Return all the data below as it stands, minus the pictures.

Extracted records
* * *

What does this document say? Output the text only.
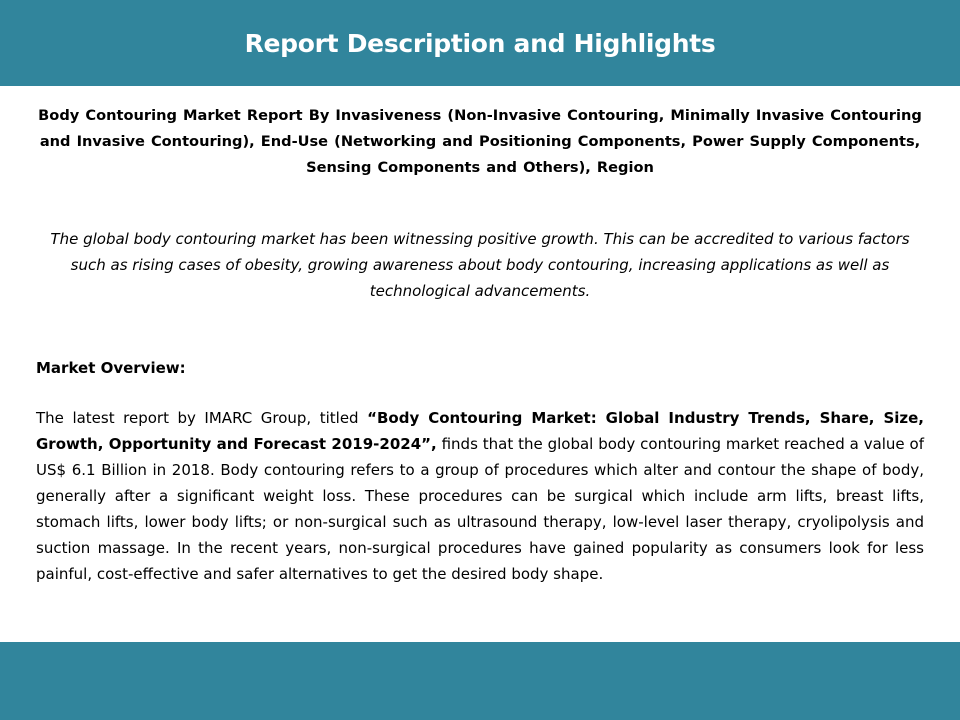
Report Description and Highlights
Body Contouring Market Report By Invasiveness (Non-Invasive Contouring, Minimally Invasive Contouring and Invasive Contouring), End-Use (Networking and Positioning Components, Power Supply Components, Sensing Components and Others), Region
The global body contouring market has been witnessing positive growth. This can be accredited to various factors such as rising cases of obesity, growing awareness about body contouring, increasing applications as well as technological advancements.
Market Overview:
The latest report by IMARC Group, titled “Body Contouring Market: Global Industry Trends, Share, Size, Growth, Opportunity and Forecast 2019-2024”, finds that the global body contouring market reached a value of US$ 6.1 Billion in 2018. Body contouring refers to a group of procedures which alter and contour the shape of body, generally after a significant weight loss. These procedures can be surgical which include arm lifts, breast lifts, stomach lifts, lower body lifts; or non-surgical such as ultrasound therapy, low-level laser therapy, cryolipolysis and suction massage. In the recent years, non-surgical procedures have gained popularity as consumers look for less painful, cost-effective and safer alternatives to get the desired body shape.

* * *

▸ SOLUTION TO THIS TASK:
What does this document say? Output the text only.
Report Description and Highlights
Body Contouring Market Report By Invasiveness (Non-Invasive Contouring, Minimally Invasive Contouring and Invasive Contouring), End-Use (Networking and Positioning Components, Power Supply Components, Sensing Components and Others), Region
The global body contouring market has been witnessing positive growth. This can be accredited to various factors such as rising cases of obesity, growing awareness about body contouring, increasing applications as well as technological advancements.
Market Overview:
The latest report by IMARC Group, titled “Body Contouring Market: Global Industry Trends, Share, Size, Growth, Opportunity and Forecast 2019-2024”, finds that the global body contouring market reached a value of US$ 6.1 Billion in 2018. Body contouring refers to a group of procedures which alter and contour the shape of body, generally after a significant weight loss. These procedures can be surgical which include arm lifts, breast lifts, stomach lifts, lower body lifts; or non-surgical such as ultrasound therapy, low-level laser therapy, cryolipolysis and suction massage. In the recent years, non-surgical procedures have gained popularity as consumers look for less painful, cost-effective and safer alternatives to get the desired body shape.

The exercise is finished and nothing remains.